* TASK DESCRIPTION *
Transcribe every entry word for word, but skip the images.

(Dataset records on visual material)
■ ■ ■ ■ ■ ■ ■

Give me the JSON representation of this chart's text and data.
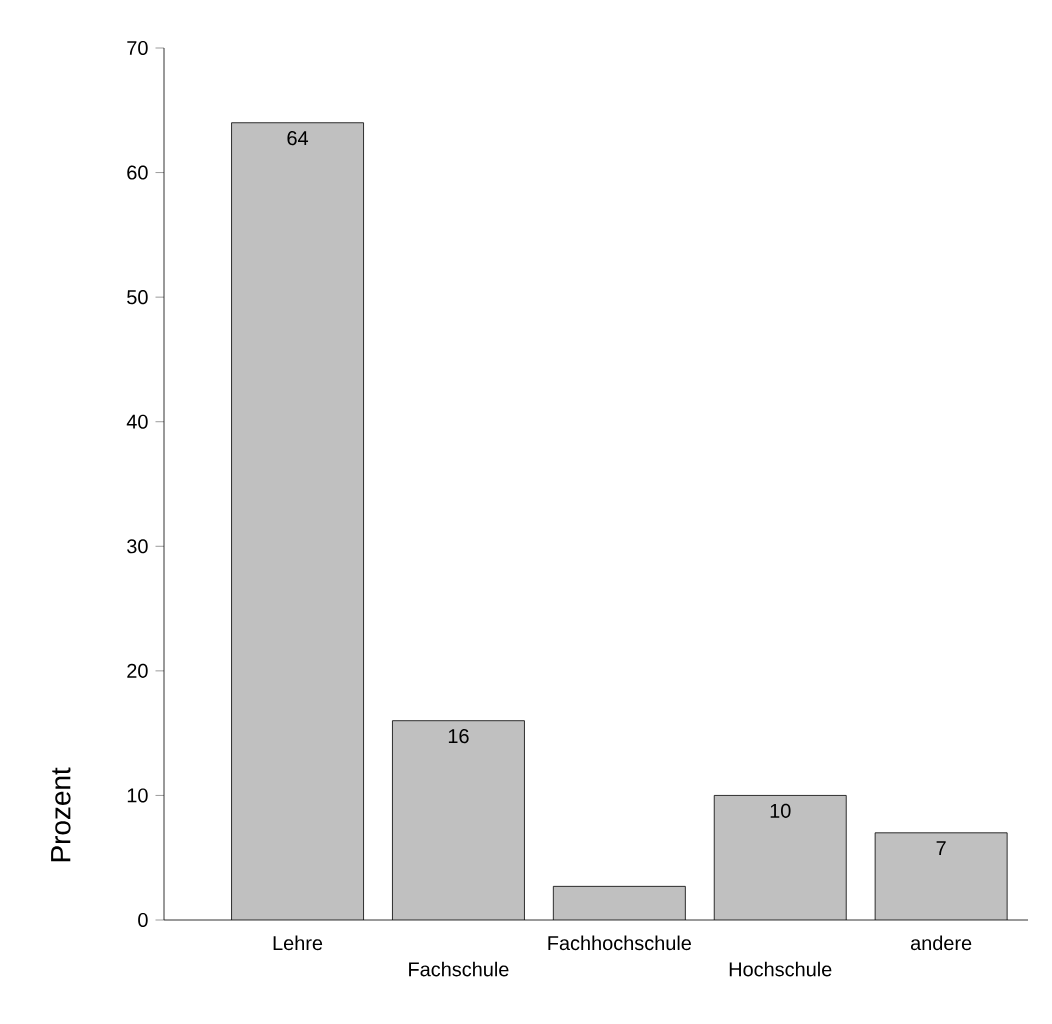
{
  "chart_data": {
    "type": "bar",
    "ylabel": "Prozent",
    "categories": [
      "Lehre",
      "Fachschule",
      "Fachhochschule",
      "Hochschule",
      "andere"
    ],
    "values": [
      64,
      16,
      2.7,
      10,
      7
    ],
    "value_labels": [
      "64",
      "16",
      null,
      "10",
      "7"
    ],
    "color": "#c0c0c0",
    "ylim": [
      0,
      70
    ],
    "yticks": [
      0,
      10,
      20,
      30,
      40,
      50,
      60,
      70
    ],
    "grid": false
  }
}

■ ■ ■ ■ ■ ■ ■

* TASK OUTPUT *
Give me the JSON representation of this chart's text and data.
{
  "chart_data": {
    "type": "bar",
    "ylabel": "Prozent",
    "categories": [
      "Lehre",
      "Fachschule",
      "Fachhochschule",
      "Hochschule",
      "andere"
    ],
    "values": [
      64,
      16,
      2.7,
      10,
      7
    ],
    "value_labels": [
      "64",
      "16",
      null,
      "10",
      "7"
    ],
    "color": "#c0c0c0",
    "ylim": [
      0,
      70
    ],
    "yticks": [
      0,
      10,
      20,
      30,
      40,
      50,
      60,
      70
    ],
    "grid": false
  }
}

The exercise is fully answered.